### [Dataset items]
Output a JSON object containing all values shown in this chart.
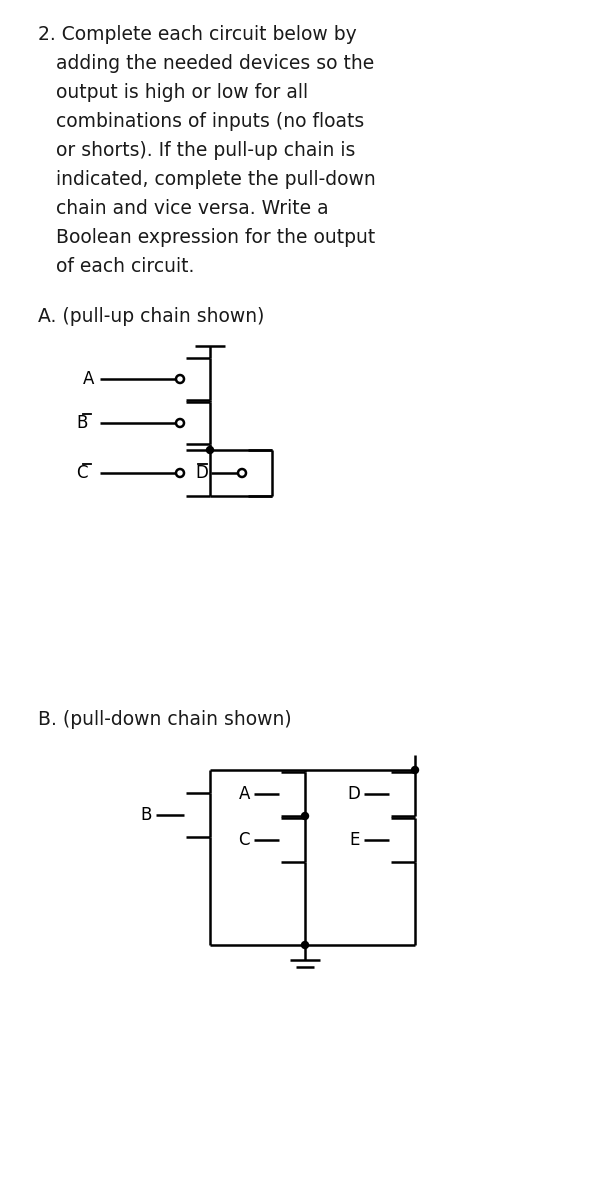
{
  "bg_color": "#ffffff",
  "line_color": "#000000",
  "text_color": "#1a1a1a",
  "font_size_title": 13.5,
  "font_size_section": 13.5,
  "font_size_label": 12,
  "title_lines": [
    "2. Complete each circuit below by",
    "   adding the needed devices so the",
    "   output is high or low for all",
    "   combinations of inputs (no floats",
    "   or shorts). If the pull-up chain is",
    "   indicated, complete the pull-down",
    "   chain and vice versa. Write a",
    "   Boolean expression for the output",
    "   of each circuit."
  ],
  "section_A": "A. (pull-up chain shown)",
  "section_B": "B. (pull-down chain shown)"
}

### [What to produce]
Transcribe all of the records above character for character. Exclude the pictures.

### [Worked answer]
Output a JSON object containing all values shown in this chart.
{
  "bg_color": "#ffffff",
  "line_color": "#000000",
  "text_color": "#1a1a1a",
  "font_size_title": 13.5,
  "font_size_section": 13.5,
  "font_size_label": 12,
  "title_lines": [
    "2. Complete each circuit below by",
    "   adding the needed devices so the",
    "   output is high or low for all",
    "   combinations of inputs (no floats",
    "   or shorts). If the pull-up chain is",
    "   indicated, complete the pull-down",
    "   chain and vice versa. Write a",
    "   Boolean expression for the output",
    "   of each circuit."
  ],
  "section_A": "A. (pull-up chain shown)",
  "section_B": "B. (pull-down chain shown)"
}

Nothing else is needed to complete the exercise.